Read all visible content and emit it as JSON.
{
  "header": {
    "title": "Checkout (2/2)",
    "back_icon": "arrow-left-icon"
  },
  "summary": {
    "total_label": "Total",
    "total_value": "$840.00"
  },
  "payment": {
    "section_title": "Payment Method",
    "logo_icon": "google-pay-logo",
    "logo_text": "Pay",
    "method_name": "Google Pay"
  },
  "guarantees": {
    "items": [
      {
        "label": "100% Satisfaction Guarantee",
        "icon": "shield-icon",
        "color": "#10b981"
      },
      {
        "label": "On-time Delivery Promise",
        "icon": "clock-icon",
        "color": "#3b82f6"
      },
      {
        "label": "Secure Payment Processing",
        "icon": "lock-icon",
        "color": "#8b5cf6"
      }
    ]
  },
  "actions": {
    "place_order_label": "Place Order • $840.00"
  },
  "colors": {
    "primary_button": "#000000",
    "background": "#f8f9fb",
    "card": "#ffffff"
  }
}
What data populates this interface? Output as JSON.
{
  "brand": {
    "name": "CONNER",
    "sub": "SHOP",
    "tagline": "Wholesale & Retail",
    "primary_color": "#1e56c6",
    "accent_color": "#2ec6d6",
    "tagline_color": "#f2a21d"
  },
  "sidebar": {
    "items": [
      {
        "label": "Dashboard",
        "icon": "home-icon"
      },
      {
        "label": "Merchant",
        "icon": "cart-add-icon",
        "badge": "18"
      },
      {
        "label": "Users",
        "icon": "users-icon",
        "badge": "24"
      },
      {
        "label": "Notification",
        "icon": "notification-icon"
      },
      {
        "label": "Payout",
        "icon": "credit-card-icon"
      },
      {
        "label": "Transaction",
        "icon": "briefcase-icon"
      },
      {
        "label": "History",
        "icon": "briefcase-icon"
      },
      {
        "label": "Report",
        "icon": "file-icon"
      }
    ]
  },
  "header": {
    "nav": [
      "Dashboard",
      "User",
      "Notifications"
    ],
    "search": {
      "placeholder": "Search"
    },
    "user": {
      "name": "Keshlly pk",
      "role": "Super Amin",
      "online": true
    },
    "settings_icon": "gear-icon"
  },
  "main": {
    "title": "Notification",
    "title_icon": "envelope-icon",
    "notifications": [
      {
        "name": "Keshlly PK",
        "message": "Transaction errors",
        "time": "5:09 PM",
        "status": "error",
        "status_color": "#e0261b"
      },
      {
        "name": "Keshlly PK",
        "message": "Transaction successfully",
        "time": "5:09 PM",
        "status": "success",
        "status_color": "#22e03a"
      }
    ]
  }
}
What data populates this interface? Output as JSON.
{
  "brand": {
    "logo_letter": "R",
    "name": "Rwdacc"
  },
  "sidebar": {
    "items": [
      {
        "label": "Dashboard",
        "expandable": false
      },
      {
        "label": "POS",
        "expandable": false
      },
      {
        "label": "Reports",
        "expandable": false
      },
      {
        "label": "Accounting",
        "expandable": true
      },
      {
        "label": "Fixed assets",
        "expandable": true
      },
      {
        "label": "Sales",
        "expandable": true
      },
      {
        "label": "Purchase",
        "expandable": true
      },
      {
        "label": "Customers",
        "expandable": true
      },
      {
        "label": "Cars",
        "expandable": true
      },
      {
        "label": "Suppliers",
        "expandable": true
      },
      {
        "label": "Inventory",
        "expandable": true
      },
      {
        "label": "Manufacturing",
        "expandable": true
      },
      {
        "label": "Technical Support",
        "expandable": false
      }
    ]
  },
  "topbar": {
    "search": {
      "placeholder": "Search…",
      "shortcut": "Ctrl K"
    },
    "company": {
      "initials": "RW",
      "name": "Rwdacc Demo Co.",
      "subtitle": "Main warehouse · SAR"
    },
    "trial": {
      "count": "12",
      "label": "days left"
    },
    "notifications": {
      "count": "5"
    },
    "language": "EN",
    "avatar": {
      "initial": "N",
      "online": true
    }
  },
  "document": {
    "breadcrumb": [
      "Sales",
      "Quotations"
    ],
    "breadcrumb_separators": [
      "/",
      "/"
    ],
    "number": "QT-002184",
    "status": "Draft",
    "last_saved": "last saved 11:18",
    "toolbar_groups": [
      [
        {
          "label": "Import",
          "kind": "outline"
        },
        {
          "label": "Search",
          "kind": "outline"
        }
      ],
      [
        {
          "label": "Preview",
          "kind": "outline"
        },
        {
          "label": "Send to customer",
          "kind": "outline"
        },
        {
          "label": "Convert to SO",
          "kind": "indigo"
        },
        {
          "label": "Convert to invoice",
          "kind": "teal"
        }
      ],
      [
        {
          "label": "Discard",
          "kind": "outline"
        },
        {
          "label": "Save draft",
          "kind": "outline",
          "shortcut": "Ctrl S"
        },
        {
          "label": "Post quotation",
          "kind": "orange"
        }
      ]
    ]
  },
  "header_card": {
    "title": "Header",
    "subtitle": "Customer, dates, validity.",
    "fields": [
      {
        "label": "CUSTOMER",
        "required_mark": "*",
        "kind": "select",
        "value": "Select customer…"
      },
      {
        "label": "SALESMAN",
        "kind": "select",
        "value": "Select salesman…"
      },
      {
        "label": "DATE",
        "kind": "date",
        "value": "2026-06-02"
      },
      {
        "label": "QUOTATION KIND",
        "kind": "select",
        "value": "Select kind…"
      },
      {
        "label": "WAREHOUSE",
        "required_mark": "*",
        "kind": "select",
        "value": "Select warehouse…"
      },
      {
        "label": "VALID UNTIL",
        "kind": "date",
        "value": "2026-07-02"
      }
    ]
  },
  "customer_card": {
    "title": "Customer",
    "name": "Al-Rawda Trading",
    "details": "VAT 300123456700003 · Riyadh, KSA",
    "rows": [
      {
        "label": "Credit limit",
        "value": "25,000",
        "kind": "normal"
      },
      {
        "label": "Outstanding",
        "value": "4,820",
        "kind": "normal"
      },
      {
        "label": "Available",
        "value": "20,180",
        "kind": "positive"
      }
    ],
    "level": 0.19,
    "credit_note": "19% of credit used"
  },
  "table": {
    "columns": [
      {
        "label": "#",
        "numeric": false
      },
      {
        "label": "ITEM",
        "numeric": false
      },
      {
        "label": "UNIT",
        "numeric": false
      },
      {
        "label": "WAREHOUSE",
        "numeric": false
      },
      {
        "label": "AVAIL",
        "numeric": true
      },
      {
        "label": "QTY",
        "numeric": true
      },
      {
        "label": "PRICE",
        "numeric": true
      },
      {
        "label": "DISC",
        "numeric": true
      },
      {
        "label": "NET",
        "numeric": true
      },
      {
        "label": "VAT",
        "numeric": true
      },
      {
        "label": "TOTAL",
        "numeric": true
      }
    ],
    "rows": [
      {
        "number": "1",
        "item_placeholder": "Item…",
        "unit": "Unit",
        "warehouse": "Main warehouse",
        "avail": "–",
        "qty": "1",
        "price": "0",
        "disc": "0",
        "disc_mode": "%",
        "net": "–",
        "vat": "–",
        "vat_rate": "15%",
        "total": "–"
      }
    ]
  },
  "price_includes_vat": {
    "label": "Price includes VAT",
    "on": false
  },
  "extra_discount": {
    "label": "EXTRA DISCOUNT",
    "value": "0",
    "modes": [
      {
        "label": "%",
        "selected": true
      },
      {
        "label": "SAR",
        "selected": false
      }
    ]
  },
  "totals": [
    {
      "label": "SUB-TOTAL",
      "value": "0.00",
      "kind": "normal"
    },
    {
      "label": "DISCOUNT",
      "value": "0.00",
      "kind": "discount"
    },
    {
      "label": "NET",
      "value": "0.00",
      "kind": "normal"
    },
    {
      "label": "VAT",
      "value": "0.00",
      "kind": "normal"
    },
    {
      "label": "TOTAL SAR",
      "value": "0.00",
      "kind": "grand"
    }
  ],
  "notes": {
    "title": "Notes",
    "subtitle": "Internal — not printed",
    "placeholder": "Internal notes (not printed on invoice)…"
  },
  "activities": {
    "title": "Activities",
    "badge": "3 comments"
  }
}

☆ ☆ ☆

* Requirement
Where does the word "message" appear? Return each line that holds it.

* Written solution
        "message": "Transaction errors",
        "message": "Transaction successfully",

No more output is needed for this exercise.